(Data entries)
▬▬▬▬▬▬▬▬▬▬
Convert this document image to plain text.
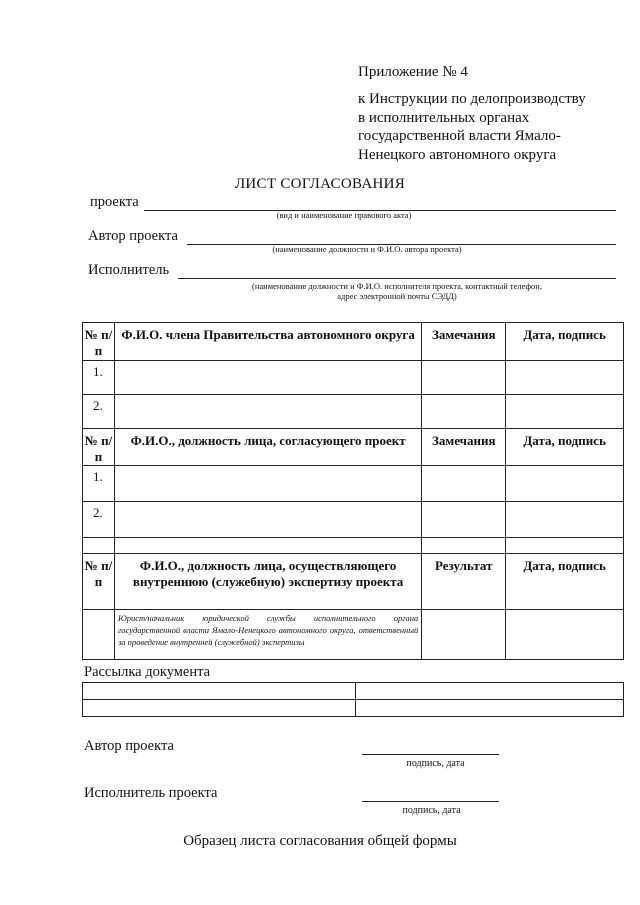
Приложение № 4
к Инструкции по делопроизводству
в исполнительных органах
государственной власти Ямало-
Ненецкого автономного округа
ЛИСТ СОГЛАСОВАНИЯ
проекта
(вид и наименование правового акта)
Автор проекта
(наименование должности и Ф.И.О. автора проекта)
Исполнитель
(наименование должности и Ф.И.О. исполнителя проекта, контактный телефон,
адрес электронной почты СЭДД)
№ п/п	Ф.И.О. члена Правительства автономного округа	Замечания	Дата, подпись
1.			
2.			
№ п/п	Ф.И.О., должность лица, согласующего проект	Замечания	Дата, подпись
1.			
2.			

№ п/п	Ф.И.О., должность лица, осуществляющего внутреннюю (служебную) экспертизу проекта	Результат	Дата, подпись
	Юрист/начальник юридической службы исполнительного органа государственной власти Ямало-Ненецкого автономного округа, ответственный за проведение внутренней (служебной) экспертизы		
Рассылка документа

Автор проекта
подпись, дата
Исполнитель проекта
подпись, дата
Образец листа согласования общей формы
▬▬▬▬▬▬▬▬▬▬
• _PROMPT_:
Copy out each line of the data containing the string "лица".

• _EXERCISE SOLUTION_:
№ п/п	Ф.И.О., должность лица, согласующего проект	Замечания	Дата, подпись
№ п/п	Ф.И.О., должность лица, осуществляющего внутреннюю (служебную) экспертизу проекта	Результат	Дата, подпись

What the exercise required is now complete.